> **THE PROBLEM**: List all lines of the data that include the string "JSON".

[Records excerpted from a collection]
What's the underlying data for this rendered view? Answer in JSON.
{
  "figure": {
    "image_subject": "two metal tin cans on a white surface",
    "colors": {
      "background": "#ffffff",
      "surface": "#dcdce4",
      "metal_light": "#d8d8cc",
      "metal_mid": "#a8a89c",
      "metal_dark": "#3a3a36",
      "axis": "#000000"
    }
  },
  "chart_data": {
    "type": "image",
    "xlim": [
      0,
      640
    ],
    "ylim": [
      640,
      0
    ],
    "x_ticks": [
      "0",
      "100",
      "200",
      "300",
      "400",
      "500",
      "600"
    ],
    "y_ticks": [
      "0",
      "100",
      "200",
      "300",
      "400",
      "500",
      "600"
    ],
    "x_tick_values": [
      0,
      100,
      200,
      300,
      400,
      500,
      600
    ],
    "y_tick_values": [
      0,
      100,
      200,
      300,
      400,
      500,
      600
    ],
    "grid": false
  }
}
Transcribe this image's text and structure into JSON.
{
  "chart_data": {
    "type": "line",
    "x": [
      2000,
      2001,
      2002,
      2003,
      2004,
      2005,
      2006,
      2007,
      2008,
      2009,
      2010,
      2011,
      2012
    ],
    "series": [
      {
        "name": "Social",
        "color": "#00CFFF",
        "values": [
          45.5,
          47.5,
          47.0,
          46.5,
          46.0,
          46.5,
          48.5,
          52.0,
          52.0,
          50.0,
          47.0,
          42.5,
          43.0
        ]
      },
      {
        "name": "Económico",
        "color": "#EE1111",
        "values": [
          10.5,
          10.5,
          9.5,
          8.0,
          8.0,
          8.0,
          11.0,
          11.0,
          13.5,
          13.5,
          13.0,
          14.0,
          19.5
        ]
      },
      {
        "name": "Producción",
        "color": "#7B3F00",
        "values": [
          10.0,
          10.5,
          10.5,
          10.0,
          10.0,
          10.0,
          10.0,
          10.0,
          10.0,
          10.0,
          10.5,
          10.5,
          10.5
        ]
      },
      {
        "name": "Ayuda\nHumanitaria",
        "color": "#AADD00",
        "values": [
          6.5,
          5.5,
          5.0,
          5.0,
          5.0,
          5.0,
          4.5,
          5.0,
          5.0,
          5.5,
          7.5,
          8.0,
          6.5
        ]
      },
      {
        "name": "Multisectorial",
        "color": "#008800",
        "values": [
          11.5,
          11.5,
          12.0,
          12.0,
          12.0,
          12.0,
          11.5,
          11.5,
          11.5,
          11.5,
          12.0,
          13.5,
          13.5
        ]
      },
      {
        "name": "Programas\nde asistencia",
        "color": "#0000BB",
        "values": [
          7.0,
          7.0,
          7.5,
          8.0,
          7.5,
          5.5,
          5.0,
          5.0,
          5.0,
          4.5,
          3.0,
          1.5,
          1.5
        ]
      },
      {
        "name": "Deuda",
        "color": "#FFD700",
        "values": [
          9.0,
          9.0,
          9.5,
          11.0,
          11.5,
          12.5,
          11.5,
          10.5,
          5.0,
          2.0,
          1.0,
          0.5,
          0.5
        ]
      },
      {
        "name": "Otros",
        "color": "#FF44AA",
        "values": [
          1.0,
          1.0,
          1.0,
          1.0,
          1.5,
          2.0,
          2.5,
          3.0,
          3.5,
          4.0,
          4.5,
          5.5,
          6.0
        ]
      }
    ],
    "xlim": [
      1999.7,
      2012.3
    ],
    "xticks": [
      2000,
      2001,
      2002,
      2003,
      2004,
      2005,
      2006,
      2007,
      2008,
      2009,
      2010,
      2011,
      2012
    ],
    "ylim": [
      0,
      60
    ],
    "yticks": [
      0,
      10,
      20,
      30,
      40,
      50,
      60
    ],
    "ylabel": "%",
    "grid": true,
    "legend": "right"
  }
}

> **TASK OUTPUT**:
What's the underlying data for this rendered view? Answer in JSON.
Transcribe this image's text and structure into JSON.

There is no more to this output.